[Collected data entries]

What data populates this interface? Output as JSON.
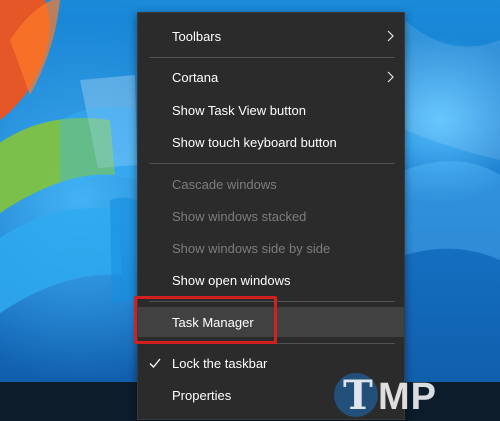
{
  "context_menu": {
    "items": [
      {
        "label": "Toolbars",
        "has_submenu": true,
        "enabled": true
      },
      {
        "label": "Cortana",
        "has_submenu": true,
        "enabled": true
      },
      {
        "label": "Show Task View button",
        "enabled": true
      },
      {
        "label": "Show touch keyboard button",
        "enabled": true
      },
      {
        "label": "Cascade windows",
        "enabled": false
      },
      {
        "label": "Show windows stacked",
        "enabled": false
      },
      {
        "label": "Show windows side by side",
        "enabled": false
      },
      {
        "label": "Show open windows",
        "enabled": true
      },
      {
        "label": "Task Manager",
        "enabled": true,
        "highlighted": true
      },
      {
        "label": "Lock the taskbar",
        "enabled": true,
        "checked": true
      },
      {
        "label": "Properties",
        "enabled": true
      }
    ]
  },
  "watermark": {
    "letter": "T",
    "text": "MP"
  },
  "colors": {
    "menu_background": "#2b2b2b",
    "highlight": "#414141",
    "disabled_text": "#7d7d7d",
    "callout_border": "#d21f1f",
    "desktop_blue": "#1a8ad9"
  },
  "icons": {
    "submenu": "chevron-right-icon",
    "checked": "checkmark-icon"
  }
}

- SHORT PROBLEM
Go through the entries above and output them exactly, without pictures.

- COMPLETED TASK
What data populates this interface? Output as JSON.
{
  "context_menu": {
    "items": [
      {
        "label": "Toolbars",
        "has_submenu": true,
        "enabled": true
      },
      {
        "label": "Cortana",
        "has_submenu": true,
        "enabled": true
      },
      {
        "label": "Show Task View button",
        "enabled": true
      },
      {
        "label": "Show touch keyboard button",
        "enabled": true
      },
      {
        "label": "Cascade windows",
        "enabled": false
      },
      {
        "label": "Show windows stacked",
        "enabled": false
      },
      {
        "label": "Show windows side by side",
        "enabled": false
      },
      {
        "label": "Show open windows",
        "enabled": true
      },
      {
        "label": "Task Manager",
        "enabled": true,
        "highlighted": true
      },
      {
        "label": "Lock the taskbar",
        "enabled": true,
        "checked": true
      },
      {
        "label": "Properties",
        "enabled": true
      }
    ]
  },
  "watermark": {
    "letter": "T",
    "text": "MP"
  },
  "colors": {
    "menu_background": "#2b2b2b",
    "highlight": "#414141",
    "disabled_text": "#7d7d7d",
    "callout_border": "#d21f1f",
    "desktop_blue": "#1a8ad9"
  },
  "icons": {
    "submenu": "chevron-right-icon",
    "checked": "checkmark-icon"
  }
}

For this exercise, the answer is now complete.